Getting rid of bad habits

You can see that’s fairly simple, because society is based on aggression, on acquisitiveness, and on the sense of one dominating the other, and so on – the whole cultural system.
Getting rid of bad habits

BENGALURU: Most of us have grooves of habit, conscious or unconscious, habits that we think are right and wrong; the good and the bad habits, the behaviour habits and the habits which are not respectable, which are considered by society immoral. But the immorality of society is in itself immoral. You can see that’s fairly simple, because society is based on aggression, on acquisitiveness, and on the sense of one dominating the other, and so on – the whole cultural system. And we have accepted such morality and we live in that frame of morality, and we accept it naturally, and inevitably, and it has become a habit. 

To change that habit, to see how extraordinarily immoral it is – though that immorality has become highly respectable – to see it, and to act not with a mind that is caught in habits. To act in a wholly different way is only possible when we understand the nature of fear. We would change very easily any habit, break through any entrenched, deep-rooted habit, if there was no fear that in the very breaking of it we might suffer more, be uncertain, be unclear. Please, watch yourselves. Watch your own state of mind – that most of us would easily, happily break a habit if there was not on the other side, fear, uncertainty. So what makes most of us hold on to our habits, to our traditions, as a nationality, belief in God – you know all this, all that idiocy of ideology is because there is fear.

So if we could go into this question of fear, not intellectually, not verbally, but being aware of one’s own psychological fears, examine them. That is, give fear space so that it can flower, and in the very flowering of it, watch it. You know, fear is a very strange phenomena, both biologically, physically, and psychologically. If we could understand the psychological fears, then biological, physiological fears can be easily remedied, can be easily understood.

But unfortunately, we start with physical fears as a beginning and neglect the psychological fears. Such as disease, we are very frightened of disease, pain and so our whole mind is concerned with it, and we do not know how to come to grips with that pain without bringing about a series of conflicts within the psyche, within oneself. Whereas if one could begin with the psychological fears, the fears that one has within the skin, as it were, then perhaps the physical fears can be understood and be dealt with, with sanity.

> [Work task A] In the passage on getting rid of bad habits, what three things is society said to be based on?
> [Work task B] Write out the passage on getting rid of bad habits word for word, from "To change that" to "there is fear.".

> [Supplied material]
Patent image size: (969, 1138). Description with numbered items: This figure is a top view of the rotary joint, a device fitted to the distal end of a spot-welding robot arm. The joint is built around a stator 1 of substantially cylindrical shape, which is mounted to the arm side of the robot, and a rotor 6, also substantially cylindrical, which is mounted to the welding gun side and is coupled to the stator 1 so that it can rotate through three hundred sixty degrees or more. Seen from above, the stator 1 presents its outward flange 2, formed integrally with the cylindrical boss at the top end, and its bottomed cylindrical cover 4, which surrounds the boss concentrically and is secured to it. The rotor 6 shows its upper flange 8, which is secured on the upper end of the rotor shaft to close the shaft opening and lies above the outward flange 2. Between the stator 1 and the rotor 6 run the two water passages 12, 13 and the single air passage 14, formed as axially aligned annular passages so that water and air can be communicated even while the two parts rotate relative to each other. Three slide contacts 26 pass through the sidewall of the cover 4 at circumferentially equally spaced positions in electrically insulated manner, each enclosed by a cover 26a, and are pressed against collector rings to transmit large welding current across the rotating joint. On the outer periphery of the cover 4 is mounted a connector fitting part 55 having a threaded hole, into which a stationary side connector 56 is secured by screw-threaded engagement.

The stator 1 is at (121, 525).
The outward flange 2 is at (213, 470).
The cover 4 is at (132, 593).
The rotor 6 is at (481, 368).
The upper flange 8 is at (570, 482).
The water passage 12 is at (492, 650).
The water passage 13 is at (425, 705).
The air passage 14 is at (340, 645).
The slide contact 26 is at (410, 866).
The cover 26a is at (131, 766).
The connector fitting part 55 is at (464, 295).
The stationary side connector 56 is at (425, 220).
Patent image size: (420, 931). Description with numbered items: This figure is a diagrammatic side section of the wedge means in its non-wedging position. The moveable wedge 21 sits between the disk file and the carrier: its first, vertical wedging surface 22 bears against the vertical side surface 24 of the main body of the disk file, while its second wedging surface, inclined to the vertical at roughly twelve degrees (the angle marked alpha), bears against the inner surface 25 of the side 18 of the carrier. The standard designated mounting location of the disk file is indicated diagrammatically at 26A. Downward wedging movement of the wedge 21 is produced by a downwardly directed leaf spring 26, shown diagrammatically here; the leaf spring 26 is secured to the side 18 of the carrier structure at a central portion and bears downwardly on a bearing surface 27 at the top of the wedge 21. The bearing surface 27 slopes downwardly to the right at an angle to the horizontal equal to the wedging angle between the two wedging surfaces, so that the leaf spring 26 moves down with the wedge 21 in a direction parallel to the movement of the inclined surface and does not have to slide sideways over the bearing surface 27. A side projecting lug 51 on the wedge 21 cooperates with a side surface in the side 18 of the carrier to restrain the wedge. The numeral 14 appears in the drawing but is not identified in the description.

> [Response box A] Aggression, acquisitiveness, and the sense of one dominating the other.

> [Response box B]
To change that habit, to see how extraordinarily immoral it is – though that immorality has become highly respectable – to see it, and to act not with a mind that is caught in habits. To act in a wholly different way is only possible when we understand the nature of fear. We would change very easily any habit, break through any entrenched, deep-rooted habit, if there was no fear that in the very breaking of it we might suffer more, be uncertain, be unclear. Please, watch yourselves. Watch your own state of mind – that most of us would easily, happily break a habit if there was not on the other side, fear, uncertainty. So what makes most of us hold on to our habits, to our traditions, as a nationality, belief in God – you know all this, all that idiocy of ideology is because there is fear.